Written problem:
Set down the material once more, exactly as it appears.

Saved data entries

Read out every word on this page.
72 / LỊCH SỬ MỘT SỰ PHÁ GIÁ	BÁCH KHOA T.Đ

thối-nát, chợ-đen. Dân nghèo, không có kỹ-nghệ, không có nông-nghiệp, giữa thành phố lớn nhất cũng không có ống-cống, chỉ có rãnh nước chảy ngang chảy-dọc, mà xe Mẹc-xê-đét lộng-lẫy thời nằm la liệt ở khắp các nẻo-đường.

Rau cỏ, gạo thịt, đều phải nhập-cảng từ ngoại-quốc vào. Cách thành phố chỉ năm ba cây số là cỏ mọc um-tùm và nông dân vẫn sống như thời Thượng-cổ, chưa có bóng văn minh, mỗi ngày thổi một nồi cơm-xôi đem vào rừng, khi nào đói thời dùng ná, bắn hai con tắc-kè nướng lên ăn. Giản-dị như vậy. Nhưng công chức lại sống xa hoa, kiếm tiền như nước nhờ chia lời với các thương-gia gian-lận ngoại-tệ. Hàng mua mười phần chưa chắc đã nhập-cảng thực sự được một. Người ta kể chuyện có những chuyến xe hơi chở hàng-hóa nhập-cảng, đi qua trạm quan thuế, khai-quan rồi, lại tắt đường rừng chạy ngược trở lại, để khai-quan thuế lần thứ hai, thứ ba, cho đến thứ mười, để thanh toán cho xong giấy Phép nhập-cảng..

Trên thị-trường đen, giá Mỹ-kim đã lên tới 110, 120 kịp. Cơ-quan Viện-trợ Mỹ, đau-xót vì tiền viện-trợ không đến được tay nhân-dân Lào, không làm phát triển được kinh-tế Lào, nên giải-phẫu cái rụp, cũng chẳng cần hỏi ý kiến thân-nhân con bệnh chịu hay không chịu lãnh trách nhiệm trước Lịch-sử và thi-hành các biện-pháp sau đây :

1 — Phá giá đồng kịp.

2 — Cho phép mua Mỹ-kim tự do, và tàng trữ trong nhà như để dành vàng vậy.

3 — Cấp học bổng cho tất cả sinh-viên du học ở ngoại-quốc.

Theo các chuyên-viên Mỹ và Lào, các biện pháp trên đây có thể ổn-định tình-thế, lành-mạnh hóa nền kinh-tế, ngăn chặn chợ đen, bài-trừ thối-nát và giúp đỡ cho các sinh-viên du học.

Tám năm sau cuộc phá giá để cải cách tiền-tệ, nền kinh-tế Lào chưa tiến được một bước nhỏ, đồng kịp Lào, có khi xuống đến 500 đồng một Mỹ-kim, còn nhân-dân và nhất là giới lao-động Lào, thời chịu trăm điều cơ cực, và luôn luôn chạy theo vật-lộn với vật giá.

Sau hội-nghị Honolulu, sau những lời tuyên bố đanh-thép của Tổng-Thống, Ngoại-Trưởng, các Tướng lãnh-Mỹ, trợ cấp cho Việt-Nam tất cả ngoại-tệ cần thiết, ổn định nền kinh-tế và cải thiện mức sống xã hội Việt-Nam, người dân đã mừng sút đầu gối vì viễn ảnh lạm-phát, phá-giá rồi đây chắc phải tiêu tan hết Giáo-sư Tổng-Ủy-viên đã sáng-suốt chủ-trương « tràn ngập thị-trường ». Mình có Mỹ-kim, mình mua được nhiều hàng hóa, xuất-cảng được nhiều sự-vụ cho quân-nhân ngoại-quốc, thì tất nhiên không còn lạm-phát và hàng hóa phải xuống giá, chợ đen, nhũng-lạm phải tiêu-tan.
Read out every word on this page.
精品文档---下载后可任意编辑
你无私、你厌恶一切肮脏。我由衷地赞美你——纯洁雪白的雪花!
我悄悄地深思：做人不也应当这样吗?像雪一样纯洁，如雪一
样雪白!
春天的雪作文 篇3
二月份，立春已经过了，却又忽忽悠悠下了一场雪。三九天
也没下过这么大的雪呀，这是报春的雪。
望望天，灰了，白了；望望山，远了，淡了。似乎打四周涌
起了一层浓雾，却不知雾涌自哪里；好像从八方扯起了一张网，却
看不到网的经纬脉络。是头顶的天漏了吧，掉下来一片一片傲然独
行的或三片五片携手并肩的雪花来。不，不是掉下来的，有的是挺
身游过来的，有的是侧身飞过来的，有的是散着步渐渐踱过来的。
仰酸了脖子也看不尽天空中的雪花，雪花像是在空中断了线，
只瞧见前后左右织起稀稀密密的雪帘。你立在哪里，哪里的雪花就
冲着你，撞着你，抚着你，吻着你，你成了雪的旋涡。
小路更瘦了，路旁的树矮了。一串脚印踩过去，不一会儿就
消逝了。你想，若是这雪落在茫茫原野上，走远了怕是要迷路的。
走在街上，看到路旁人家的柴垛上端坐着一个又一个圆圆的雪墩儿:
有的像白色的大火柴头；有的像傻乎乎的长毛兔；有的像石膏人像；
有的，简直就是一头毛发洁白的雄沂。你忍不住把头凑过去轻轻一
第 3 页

Right answer:
Read out every word on this page.
72 / LỊCH SỬ MỘT SỰ PHÁ GIÁ	BÁCH KHOA T.Đ

thối-nát, chợ-đen. Dân nghèo, không có kỹ-nghệ, không có nông-nghiệp, giữa thành phố lớn nhất cũng không có ống-cống, chỉ có rãnh nước chảy ngang chảy-dọc, mà xe Mẹc-xê-đét lộng-lẫy thời nằm la liệt ở khắp các nẻo-đường.

Rau cỏ, gạo thịt, đều phải nhập-cảng từ ngoại-quốc vào. Cách thành phố chỉ năm ba cây số là cỏ mọc um-tùm và nông dân vẫn sống như thời Thượng-cổ, chưa có bóng văn minh, mỗi ngày thổi một nồi cơm-xôi đem vào rừng, khi nào đói thời dùng ná, bắn hai con tắc-kè nướng lên ăn. Giản-dị như vậy. Nhưng công chức lại sống xa hoa, kiếm tiền như nước nhờ chia lời với các thương-gia gian-lận ngoại-tệ. Hàng mua mười phần chưa chắc đã nhập-cảng thực sự được một. Người ta kể chuyện có những chuyến xe hơi chở hàng-hóa nhập-cảng, đi qua trạm quan thuế, khai-quan rồi, lại tắt đường rừng chạy ngược trở lại, để khai-quan thuế lần thứ hai, thứ ba, cho đến thứ mười, để thanh toán cho xong giấy Phép nhập-cảng..

Trên thị-trường đen, giá Mỹ-kim đã lên tới 110, 120 kịp. Cơ-quan Viện-trợ Mỹ, đau-xót vì tiền viện-trợ không đến được tay nhân-dân Lào, không làm phát triển được kinh-tế Lào, nên giải-phẫu cái rụp, cũng chẳng cần hỏi ý kiến thân-nhân con bệnh chịu hay không chịu lãnh trách nhiệm trước Lịch-sử và thi-hành các biện-pháp sau đây :

1 — Phá giá đồng kịp.

2 — Cho phép mua Mỹ-kim tự do, và tàng trữ trong nhà như để dành vàng vậy.

3 — Cấp học bổng cho tất cả sinh-viên du học ở ngoại-quốc.

Theo các chuyên-viên Mỹ và Lào, các biện pháp trên đây có thể ổn-định tình-thế, lành-mạnh hóa nền kinh-tế, ngăn chặn chợ đen, bài-trừ thối-nát và giúp đỡ cho các sinh-viên du học.

Tám năm sau cuộc phá giá để cải cách tiền-tệ, nền kinh-tế Lào chưa tiến được một bước nhỏ, đồng kịp Lào, có khi xuống đến 500 đồng một Mỹ-kim, còn nhân-dân và nhất là giới lao-động Lào, thời chịu trăm điều cơ cực, và luôn luôn chạy theo vật-lộn với vật giá.

Sau hội-nghị Honolulu, sau những lời tuyên bố đanh-thép của Tổng-Thống, Ngoại-Trưởng, các Tướng lãnh-Mỹ, trợ cấp cho Việt-Nam tất cả ngoại-tệ cần thiết, ổn định nền kinh-tế và cải thiện mức sống xã hội Việt-Nam, người dân đã mừng sút đầu gối vì viễn ảnh lạm-phát, phá-giá rồi đây chắc phải tiêu tan hết Giáo-sư Tổng-Ủy-viên đã sáng-suốt chủ-trương « tràn ngập thị-trường ». Mình có Mỹ-kim, mình mua được nhiều hàng hóa, xuất-cảng được nhiều sự-vụ cho quân-nhân ngoại-quốc, thì tất nhiên không còn lạm-phát và hàng hóa phải xuống giá, chợ đen, nhũng-lạm phải tiêu-tan.
Read out every word on this page.
精品文档---下载后可任意编辑
你无私、你厌恶一切肮脏。我由衷地赞美你——纯洁雪白的雪花!
我悄悄地深思：做人不也应当这样吗?像雪一样纯洁，如雪一
样雪白!
春天的雪作文 篇3
二月份，立春已经过了，却又忽忽悠悠下了一场雪。三九天
也没下过这么大的雪呀，这是报春的雪。
望望天，灰了，白了；望望山，远了，淡了。似乎打四周涌
起了一层浓雾，却不知雾涌自哪里；好像从八方扯起了一张网，却
看不到网的经纬脉络。是头顶的天漏了吧，掉下来一片一片傲然独
行的或三片五片携手并肩的雪花来。不，不是掉下来的，有的是挺
身游过来的，有的是侧身飞过来的，有的是散着步渐渐踱过来的。
仰酸了脖子也看不尽天空中的雪花，雪花像是在空中断了线，
只瞧见前后左右织起稀稀密密的雪帘。你立在哪里，哪里的雪花就
冲着你，撞着你，抚着你，吻着你，你成了雪的旋涡。
小路更瘦了，路旁的树矮了。一串脚印踩过去，不一会儿就
消逝了。你想，若是这雪落在茫茫原野上，走远了怕是要迷路的。
走在街上，看到路旁人家的柴垛上端坐着一个又一个圆圆的雪墩儿:
有的像白色的大火柴头；有的像傻乎乎的长毛兔；有的像石膏人像；
有的，简直就是一头毛发洁白的雄沂。你忍不住把头凑过去轻轻一
第 3 页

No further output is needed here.